* YOUR GOAL: Output the data from its first line through the line containing "data-point [174, 219, 187, 233]", inclusive, as a JSON array of strings with one string per line and blank lines omitted.

* MATERIAL SHOWN:
┄┄┄┄┄┄┄┄┄┄┄┄┄┄┄┄┄┄┄┄

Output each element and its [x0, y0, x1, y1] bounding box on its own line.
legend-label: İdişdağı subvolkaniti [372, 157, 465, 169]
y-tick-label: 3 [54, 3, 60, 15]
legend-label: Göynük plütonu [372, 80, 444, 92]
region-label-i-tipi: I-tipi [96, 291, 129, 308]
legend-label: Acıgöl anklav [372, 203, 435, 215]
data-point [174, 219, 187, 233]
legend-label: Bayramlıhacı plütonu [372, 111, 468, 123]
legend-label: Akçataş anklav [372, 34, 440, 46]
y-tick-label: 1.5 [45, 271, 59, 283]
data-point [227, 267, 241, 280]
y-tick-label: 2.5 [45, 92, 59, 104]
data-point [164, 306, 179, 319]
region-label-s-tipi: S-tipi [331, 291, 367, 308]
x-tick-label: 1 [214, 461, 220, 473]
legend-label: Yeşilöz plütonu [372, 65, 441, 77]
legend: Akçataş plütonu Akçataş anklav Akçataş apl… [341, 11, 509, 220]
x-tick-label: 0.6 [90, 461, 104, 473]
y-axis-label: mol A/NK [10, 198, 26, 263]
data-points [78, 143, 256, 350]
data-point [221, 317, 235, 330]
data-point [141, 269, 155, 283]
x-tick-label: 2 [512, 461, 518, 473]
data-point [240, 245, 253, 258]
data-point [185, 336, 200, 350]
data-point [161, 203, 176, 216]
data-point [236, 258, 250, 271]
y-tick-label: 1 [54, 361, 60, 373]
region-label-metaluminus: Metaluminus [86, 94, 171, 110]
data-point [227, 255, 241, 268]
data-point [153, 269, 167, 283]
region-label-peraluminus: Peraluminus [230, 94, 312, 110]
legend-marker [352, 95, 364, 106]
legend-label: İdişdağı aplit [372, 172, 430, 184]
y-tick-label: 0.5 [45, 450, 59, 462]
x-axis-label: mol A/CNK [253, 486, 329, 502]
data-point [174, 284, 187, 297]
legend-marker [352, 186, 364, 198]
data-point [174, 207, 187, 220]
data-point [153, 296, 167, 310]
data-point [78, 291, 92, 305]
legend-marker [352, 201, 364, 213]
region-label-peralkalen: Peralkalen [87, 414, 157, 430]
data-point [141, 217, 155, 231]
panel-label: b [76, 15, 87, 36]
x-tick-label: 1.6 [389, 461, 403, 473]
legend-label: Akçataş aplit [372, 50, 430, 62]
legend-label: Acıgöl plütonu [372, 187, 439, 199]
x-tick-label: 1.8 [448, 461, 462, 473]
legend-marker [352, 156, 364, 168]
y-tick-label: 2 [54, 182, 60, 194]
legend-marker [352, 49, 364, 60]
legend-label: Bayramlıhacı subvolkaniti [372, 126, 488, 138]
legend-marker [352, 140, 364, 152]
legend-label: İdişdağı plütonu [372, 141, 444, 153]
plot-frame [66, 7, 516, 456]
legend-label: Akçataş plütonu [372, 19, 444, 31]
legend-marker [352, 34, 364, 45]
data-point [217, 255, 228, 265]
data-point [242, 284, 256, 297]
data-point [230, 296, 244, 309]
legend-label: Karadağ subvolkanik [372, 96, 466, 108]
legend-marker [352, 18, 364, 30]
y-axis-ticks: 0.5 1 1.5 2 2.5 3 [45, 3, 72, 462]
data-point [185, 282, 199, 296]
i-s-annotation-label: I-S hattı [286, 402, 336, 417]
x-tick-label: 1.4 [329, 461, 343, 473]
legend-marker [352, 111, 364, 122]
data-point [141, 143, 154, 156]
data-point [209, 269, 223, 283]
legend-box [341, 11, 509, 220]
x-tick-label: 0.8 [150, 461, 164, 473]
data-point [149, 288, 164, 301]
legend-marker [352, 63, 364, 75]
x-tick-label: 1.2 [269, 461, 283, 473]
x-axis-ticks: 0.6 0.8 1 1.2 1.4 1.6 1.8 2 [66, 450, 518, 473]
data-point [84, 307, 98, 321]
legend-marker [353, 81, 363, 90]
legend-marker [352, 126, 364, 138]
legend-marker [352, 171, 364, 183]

┄┄┄┄┄┄┄┄┄┄┄┄┄┄┄┄┄┄┄┄

* THE REPLY:
[
  "Output each element and its [x0, y0, x1, y1] bounding box on its own line.",
  "legend-label: İdişdağı subvolkaniti [372, 157, 465, 169]",
  "y-tick-label: 3 [54, 3, 60, 15]",
  "legend-label: Göynük plütonu [372, 80, 444, 92]",
  "region-label-i-tipi: I-tipi [96, 291, 129, 308]",
  "legend-label: Acıgöl anklav [372, 203, 435, 215]",
  "data-point [174, 219, 187, 233]"
]